Where a line contains the string "name", copy that line.
[start]
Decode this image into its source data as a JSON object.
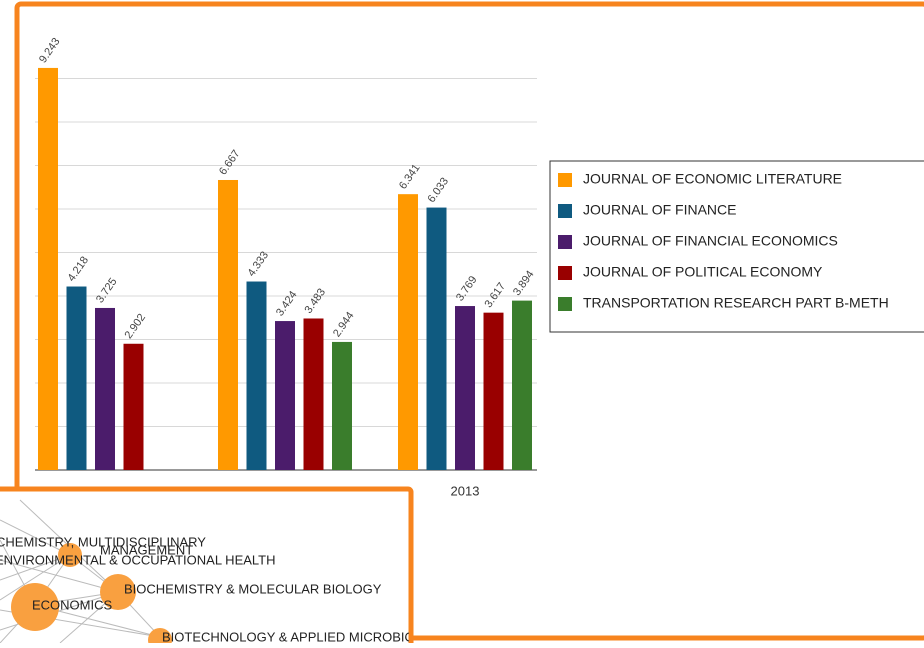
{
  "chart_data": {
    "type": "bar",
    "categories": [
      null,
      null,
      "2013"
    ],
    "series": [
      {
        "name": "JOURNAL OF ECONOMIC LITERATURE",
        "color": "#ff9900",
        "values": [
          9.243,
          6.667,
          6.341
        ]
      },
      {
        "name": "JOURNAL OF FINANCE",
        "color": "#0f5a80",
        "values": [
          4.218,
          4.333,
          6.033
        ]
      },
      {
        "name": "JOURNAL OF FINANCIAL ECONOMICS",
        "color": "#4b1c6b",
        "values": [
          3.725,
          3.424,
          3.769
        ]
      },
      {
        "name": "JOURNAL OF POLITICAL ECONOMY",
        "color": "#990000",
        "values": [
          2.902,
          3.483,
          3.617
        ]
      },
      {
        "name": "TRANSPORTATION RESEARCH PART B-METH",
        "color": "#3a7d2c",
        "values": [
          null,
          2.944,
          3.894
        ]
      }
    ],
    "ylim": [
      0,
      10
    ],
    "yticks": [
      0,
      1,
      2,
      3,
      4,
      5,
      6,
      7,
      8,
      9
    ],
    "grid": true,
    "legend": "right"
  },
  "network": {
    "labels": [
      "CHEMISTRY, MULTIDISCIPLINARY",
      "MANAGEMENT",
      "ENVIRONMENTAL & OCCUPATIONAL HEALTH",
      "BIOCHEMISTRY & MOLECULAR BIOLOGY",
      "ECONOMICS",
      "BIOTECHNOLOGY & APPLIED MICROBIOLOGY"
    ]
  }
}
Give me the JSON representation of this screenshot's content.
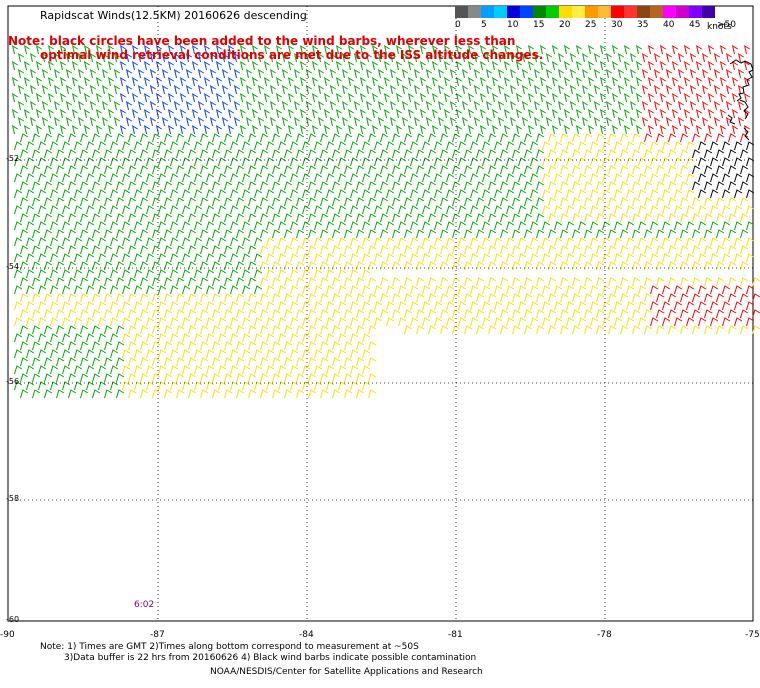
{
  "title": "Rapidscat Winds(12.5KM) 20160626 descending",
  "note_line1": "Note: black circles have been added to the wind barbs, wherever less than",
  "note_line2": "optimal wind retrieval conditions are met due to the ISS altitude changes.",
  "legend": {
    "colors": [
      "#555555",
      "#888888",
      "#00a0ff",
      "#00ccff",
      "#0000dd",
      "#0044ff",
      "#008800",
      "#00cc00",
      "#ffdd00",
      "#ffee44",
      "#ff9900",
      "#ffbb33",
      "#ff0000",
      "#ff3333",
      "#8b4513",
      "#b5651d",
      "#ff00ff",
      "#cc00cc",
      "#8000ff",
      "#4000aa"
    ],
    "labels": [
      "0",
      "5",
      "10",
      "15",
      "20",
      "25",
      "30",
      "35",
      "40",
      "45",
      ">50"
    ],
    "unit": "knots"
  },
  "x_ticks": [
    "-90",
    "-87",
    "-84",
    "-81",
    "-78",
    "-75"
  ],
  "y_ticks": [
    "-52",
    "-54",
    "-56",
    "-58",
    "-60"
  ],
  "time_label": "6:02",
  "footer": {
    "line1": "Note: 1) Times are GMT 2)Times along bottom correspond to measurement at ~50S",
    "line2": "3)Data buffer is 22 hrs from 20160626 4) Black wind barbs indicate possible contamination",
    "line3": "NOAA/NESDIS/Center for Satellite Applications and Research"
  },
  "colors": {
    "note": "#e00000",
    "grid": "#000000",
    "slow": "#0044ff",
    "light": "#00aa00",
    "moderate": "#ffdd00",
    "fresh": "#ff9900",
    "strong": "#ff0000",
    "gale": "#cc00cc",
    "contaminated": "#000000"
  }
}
[end]
RESULT OF THE EXERCISE:
        "name": "JOURNAL OF ECONOMIC LITERATURE",
        "name": "JOURNAL OF FINANCE",
        "name": "JOURNAL OF FINANCIAL ECONOMICS",
        "name": "JOURNAL OF POLITICAL ECONOMY",
        "name": "TRANSPORTATION RESEARCH PART B-METH",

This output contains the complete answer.